Every line with the word "saving" in it should be extracted from the data that follows.

--- START INPUT DATA ---

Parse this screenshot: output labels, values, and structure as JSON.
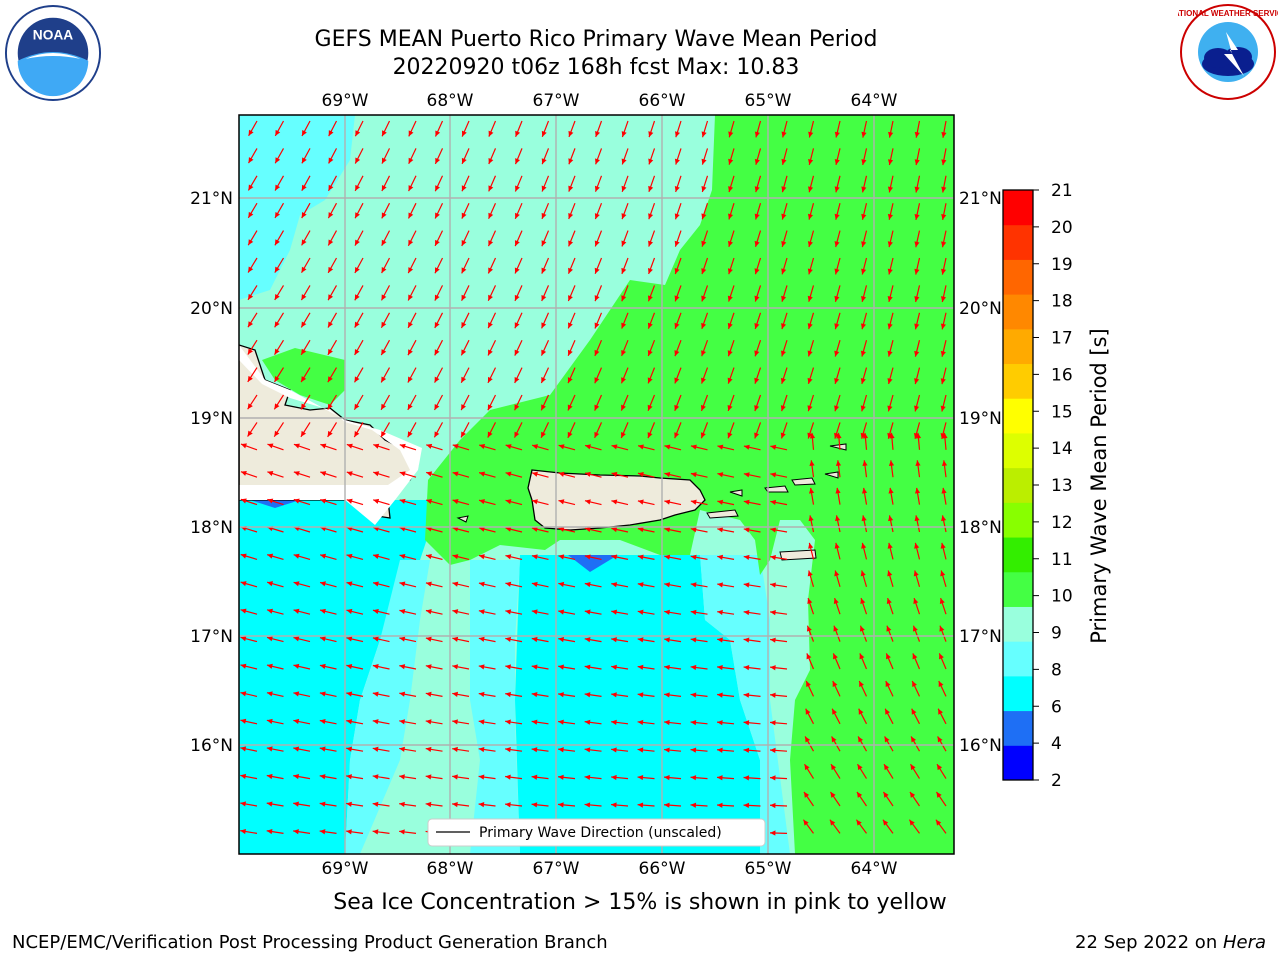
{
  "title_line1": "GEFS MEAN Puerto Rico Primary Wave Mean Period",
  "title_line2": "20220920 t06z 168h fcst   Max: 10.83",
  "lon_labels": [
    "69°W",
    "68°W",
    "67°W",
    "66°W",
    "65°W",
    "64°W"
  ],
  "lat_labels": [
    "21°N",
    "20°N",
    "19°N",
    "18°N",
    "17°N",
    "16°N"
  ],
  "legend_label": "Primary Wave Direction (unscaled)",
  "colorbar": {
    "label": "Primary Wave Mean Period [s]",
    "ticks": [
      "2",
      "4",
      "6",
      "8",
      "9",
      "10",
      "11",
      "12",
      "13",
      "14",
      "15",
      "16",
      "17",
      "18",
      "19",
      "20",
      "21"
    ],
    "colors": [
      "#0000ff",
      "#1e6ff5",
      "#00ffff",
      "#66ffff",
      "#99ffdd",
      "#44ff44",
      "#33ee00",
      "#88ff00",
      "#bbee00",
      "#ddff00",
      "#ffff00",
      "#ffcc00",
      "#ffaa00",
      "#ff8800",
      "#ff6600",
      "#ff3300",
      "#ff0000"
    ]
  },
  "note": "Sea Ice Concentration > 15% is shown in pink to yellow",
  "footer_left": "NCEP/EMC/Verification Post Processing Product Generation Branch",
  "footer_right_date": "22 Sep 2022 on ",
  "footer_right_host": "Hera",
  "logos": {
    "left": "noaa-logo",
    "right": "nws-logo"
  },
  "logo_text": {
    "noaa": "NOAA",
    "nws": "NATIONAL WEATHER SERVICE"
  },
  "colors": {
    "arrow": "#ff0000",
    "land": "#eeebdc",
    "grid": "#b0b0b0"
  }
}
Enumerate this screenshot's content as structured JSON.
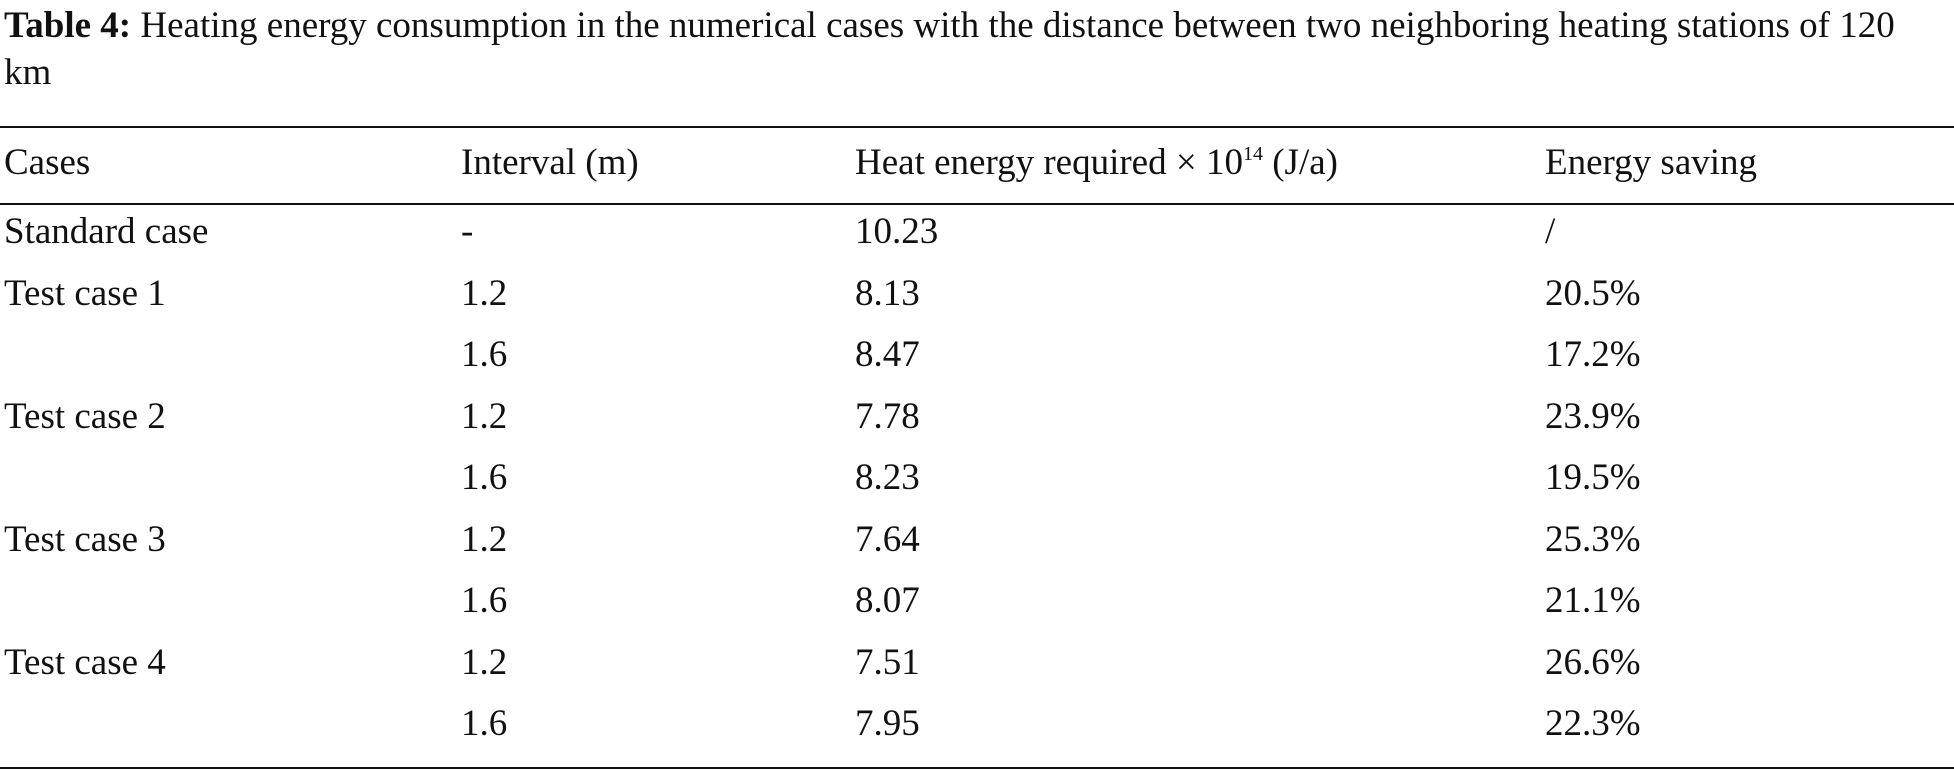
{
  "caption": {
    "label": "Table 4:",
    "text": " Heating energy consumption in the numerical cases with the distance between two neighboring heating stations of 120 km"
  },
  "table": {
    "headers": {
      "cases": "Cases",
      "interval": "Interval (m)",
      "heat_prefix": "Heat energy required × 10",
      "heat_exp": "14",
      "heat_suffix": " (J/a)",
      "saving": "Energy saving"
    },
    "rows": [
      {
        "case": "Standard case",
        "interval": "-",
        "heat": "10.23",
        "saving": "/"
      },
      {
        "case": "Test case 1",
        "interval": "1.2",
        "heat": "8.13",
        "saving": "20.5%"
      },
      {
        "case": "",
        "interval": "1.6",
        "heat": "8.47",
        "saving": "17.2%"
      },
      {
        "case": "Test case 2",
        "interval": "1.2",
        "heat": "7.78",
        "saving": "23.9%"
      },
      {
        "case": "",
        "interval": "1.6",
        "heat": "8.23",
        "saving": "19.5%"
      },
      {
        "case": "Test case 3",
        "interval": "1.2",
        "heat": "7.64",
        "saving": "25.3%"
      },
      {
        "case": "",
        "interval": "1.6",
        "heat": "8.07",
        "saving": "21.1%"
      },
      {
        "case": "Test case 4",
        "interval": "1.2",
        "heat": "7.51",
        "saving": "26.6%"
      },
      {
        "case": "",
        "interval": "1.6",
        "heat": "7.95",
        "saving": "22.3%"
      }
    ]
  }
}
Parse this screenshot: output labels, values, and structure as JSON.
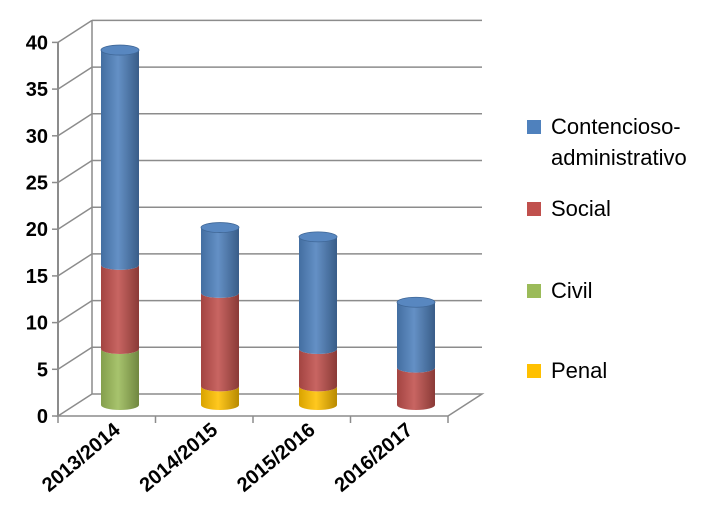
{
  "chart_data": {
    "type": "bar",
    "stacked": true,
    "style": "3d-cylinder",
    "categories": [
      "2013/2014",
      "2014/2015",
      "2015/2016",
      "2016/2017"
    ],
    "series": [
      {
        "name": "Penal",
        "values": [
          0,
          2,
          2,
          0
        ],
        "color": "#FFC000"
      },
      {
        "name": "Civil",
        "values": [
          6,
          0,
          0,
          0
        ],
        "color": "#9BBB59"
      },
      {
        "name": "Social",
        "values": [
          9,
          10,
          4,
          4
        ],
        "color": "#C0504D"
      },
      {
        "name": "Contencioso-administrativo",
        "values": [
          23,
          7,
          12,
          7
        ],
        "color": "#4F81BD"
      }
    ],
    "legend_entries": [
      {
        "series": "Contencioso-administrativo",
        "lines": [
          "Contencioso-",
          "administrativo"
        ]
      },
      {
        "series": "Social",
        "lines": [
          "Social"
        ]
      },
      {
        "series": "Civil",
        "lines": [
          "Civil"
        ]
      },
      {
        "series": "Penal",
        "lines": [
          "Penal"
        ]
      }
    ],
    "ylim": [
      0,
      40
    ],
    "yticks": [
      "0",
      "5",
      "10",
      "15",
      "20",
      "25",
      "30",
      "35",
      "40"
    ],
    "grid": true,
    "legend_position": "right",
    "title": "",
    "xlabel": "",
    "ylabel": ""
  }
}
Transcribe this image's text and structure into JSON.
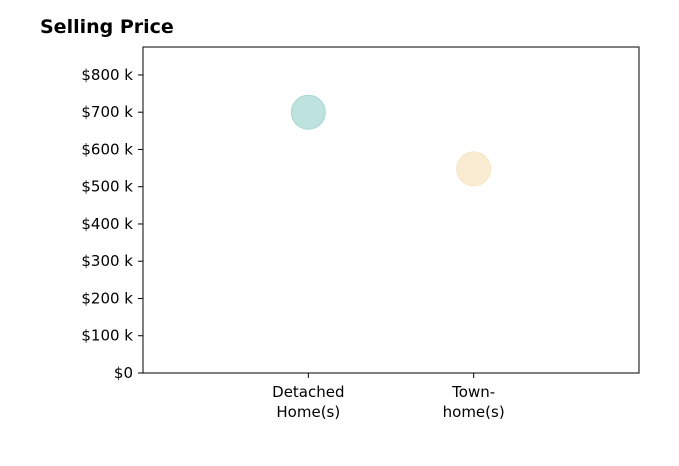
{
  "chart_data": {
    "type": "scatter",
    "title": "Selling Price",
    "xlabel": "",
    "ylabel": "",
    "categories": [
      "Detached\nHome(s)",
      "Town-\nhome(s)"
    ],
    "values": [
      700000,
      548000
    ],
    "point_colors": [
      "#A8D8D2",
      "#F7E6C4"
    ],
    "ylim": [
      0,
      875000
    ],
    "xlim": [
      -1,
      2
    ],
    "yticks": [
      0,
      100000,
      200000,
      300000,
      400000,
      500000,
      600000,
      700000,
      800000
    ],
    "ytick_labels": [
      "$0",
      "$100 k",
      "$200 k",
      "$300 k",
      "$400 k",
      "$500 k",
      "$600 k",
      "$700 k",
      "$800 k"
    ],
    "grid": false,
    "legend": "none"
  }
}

--- END INPUT DATA ---

[RESPONSE TO THIS TASK]:
      "saving": "Energy saving"
        "saving": "/"
        "saving": "20.5%"
        "saving": "17.2%"
        "saving": "23.9%"
        "saving": "19.5%"
        "saving": "25.3%"
        "saving": "21.1%"
        "saving": "26.6%"
        "saving": "22.3%"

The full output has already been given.